Exercise brief: Reproduce the part of the listing that opens with the line containing "arabic-keywords-label: الكلمات المفتاحية: [955, 76, 1073, 94]" and closes with the line containing "abstract-line: universities. A". Include both of these lines.
━━━ Raw records ━━━
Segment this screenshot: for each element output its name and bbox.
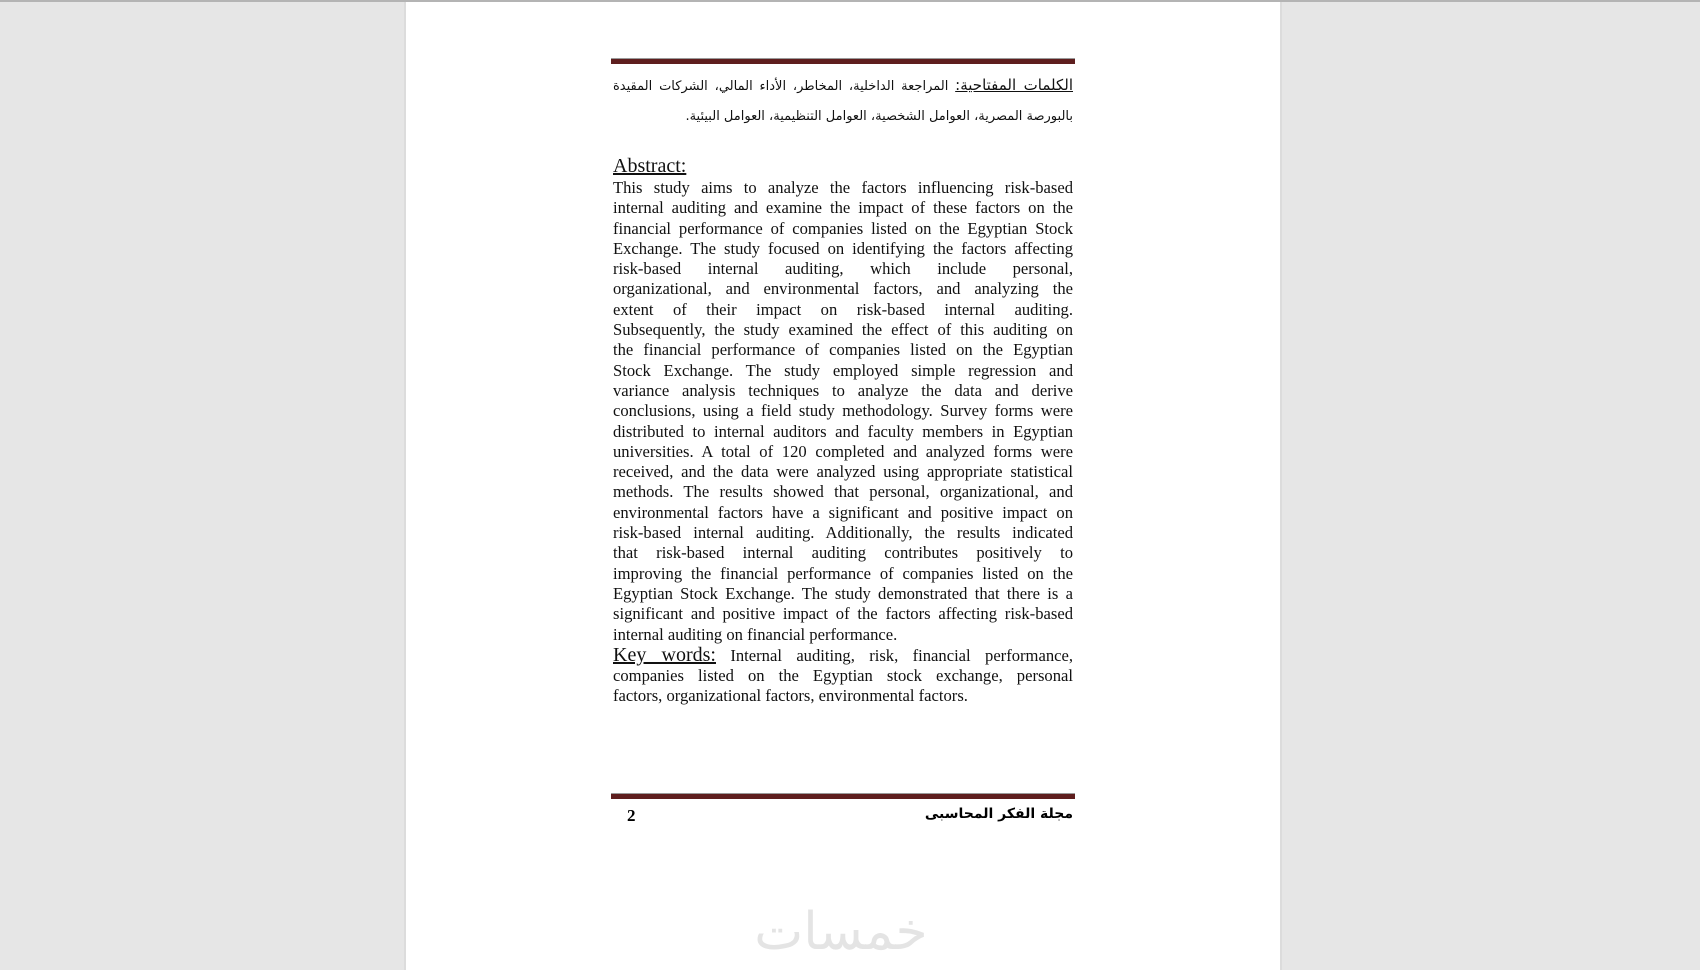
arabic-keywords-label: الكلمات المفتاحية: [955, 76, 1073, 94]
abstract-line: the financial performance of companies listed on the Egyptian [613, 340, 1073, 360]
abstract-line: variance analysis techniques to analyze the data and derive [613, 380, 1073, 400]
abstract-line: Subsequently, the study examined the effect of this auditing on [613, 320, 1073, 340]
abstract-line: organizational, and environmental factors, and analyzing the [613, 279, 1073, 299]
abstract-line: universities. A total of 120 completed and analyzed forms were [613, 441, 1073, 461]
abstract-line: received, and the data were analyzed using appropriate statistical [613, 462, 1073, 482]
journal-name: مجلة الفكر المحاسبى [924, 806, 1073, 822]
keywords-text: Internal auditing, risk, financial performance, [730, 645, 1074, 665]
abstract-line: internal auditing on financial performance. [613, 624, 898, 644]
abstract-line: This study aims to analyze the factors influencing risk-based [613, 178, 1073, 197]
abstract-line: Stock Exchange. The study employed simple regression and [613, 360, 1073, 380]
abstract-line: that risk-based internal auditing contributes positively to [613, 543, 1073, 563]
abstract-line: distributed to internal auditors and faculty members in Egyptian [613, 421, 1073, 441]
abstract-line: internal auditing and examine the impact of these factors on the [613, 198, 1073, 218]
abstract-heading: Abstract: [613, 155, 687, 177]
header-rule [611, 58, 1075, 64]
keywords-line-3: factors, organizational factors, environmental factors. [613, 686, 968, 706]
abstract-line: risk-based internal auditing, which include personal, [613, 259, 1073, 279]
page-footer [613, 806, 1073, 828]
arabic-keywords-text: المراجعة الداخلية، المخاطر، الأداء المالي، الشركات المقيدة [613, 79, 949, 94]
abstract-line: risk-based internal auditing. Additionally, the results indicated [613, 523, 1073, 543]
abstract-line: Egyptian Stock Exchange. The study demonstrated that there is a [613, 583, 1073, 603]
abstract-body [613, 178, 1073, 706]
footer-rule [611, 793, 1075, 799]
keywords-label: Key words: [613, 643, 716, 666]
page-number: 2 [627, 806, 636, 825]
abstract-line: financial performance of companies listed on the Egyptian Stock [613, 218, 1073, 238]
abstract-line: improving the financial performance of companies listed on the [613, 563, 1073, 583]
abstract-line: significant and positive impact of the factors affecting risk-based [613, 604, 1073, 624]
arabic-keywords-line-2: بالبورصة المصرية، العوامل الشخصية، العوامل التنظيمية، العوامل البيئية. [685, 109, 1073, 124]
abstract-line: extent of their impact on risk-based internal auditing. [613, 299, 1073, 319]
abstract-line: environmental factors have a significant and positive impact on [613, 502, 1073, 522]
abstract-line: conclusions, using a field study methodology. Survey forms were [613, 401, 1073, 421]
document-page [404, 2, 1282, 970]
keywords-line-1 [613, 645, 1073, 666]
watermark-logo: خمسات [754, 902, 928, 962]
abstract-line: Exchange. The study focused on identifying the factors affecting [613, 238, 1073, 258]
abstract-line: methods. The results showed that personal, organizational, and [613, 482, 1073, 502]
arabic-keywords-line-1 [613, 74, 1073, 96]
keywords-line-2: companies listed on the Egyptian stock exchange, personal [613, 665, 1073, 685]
━━━
━━━ Raw records ━━━
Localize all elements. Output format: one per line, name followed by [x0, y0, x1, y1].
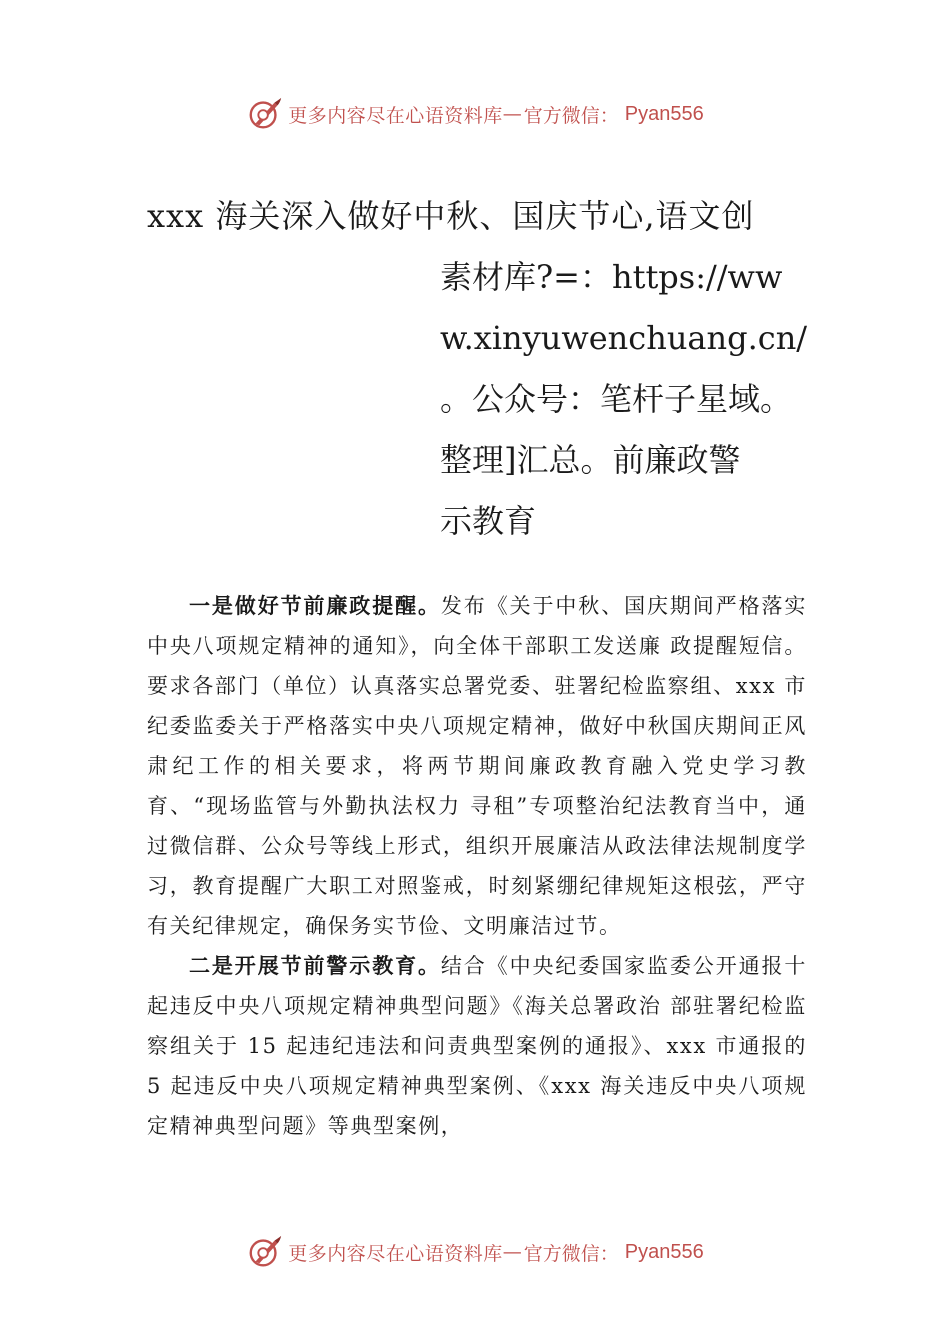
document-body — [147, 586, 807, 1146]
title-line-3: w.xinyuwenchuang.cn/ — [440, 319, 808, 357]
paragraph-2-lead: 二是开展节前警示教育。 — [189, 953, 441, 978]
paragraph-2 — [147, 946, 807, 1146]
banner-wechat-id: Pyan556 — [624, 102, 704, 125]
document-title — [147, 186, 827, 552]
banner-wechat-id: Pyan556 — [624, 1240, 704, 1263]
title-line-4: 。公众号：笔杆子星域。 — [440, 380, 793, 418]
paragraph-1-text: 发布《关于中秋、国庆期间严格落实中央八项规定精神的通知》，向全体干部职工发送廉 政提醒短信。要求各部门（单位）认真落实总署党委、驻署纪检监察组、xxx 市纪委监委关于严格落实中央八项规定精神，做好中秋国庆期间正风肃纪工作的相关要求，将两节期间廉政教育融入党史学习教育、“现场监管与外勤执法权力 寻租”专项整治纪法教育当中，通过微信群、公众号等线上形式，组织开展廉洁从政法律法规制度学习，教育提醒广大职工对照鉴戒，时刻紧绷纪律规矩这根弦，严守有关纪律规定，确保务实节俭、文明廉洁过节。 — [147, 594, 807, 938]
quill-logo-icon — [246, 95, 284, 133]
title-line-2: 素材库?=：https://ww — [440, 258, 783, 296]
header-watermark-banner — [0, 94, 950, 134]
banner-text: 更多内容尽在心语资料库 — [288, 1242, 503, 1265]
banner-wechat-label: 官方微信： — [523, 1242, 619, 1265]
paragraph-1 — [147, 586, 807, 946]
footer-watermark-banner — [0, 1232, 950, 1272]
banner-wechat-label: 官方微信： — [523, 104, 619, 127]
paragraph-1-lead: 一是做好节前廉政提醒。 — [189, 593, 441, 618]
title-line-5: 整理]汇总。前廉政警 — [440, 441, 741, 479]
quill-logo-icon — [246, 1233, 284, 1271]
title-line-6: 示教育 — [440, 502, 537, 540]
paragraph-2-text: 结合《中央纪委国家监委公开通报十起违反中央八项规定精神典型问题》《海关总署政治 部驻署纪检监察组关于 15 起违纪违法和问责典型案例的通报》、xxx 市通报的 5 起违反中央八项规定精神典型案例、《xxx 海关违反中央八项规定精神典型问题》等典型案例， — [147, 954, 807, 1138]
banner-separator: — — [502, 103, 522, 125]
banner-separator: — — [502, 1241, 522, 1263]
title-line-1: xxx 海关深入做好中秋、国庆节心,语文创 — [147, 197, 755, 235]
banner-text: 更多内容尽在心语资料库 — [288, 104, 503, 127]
━━━
Exercise solution:
arabic-keywords-label: الكلمات المفتاحية: [955, 76, 1073, 94]
abstract-line: the financial performance of companies listed on the Egyptian [613, 340, 1073, 360]
abstract-line: variance analysis techniques to analyze the data and derive [613, 380, 1073, 400]
abstract-line: Subsequently, the study examined the effect of this auditing on [613, 320, 1073, 340]
abstract-line: organizational, and environmental factors, and analyzing the [613, 279, 1073, 299]
abstract-line: universities. A total of 120 completed and analyzed forms were [613, 441, 1073, 461]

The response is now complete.